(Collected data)
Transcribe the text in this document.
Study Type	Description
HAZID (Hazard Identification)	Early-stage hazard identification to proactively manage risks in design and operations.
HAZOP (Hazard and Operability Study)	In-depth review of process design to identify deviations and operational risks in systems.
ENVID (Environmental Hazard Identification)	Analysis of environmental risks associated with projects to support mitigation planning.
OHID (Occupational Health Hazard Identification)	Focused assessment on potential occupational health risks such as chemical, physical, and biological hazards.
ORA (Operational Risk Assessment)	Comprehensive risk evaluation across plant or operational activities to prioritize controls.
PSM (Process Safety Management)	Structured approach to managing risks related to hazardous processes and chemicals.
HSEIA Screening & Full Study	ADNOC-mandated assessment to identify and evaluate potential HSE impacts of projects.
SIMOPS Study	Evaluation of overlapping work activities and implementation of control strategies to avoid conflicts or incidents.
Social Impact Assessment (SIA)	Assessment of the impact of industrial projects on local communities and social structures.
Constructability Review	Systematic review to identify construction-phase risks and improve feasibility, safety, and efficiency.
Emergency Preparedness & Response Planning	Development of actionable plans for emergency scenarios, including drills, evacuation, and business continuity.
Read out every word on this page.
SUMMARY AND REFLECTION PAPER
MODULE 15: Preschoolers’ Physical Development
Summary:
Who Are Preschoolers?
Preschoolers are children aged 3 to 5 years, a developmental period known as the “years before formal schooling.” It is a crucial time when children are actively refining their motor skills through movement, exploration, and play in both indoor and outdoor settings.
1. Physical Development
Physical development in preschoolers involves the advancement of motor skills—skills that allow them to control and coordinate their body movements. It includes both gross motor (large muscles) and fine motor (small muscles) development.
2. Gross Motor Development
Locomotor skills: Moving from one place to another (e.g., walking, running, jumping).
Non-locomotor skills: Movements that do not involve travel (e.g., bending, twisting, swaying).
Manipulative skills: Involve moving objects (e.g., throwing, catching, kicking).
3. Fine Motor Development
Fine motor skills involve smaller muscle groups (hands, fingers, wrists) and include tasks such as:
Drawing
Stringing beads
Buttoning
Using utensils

**What you will do:**
Which lines contain the word "operational"? Copy each of them.

**Written response:**
HAZOP (Hazard and Operability Study)	In-depth review of process design to identify deviations and operational risks in systems.
ORA (Operational Risk Assessment)	Comprehensive risk evaluation across plant or operational activities to prioritize controls.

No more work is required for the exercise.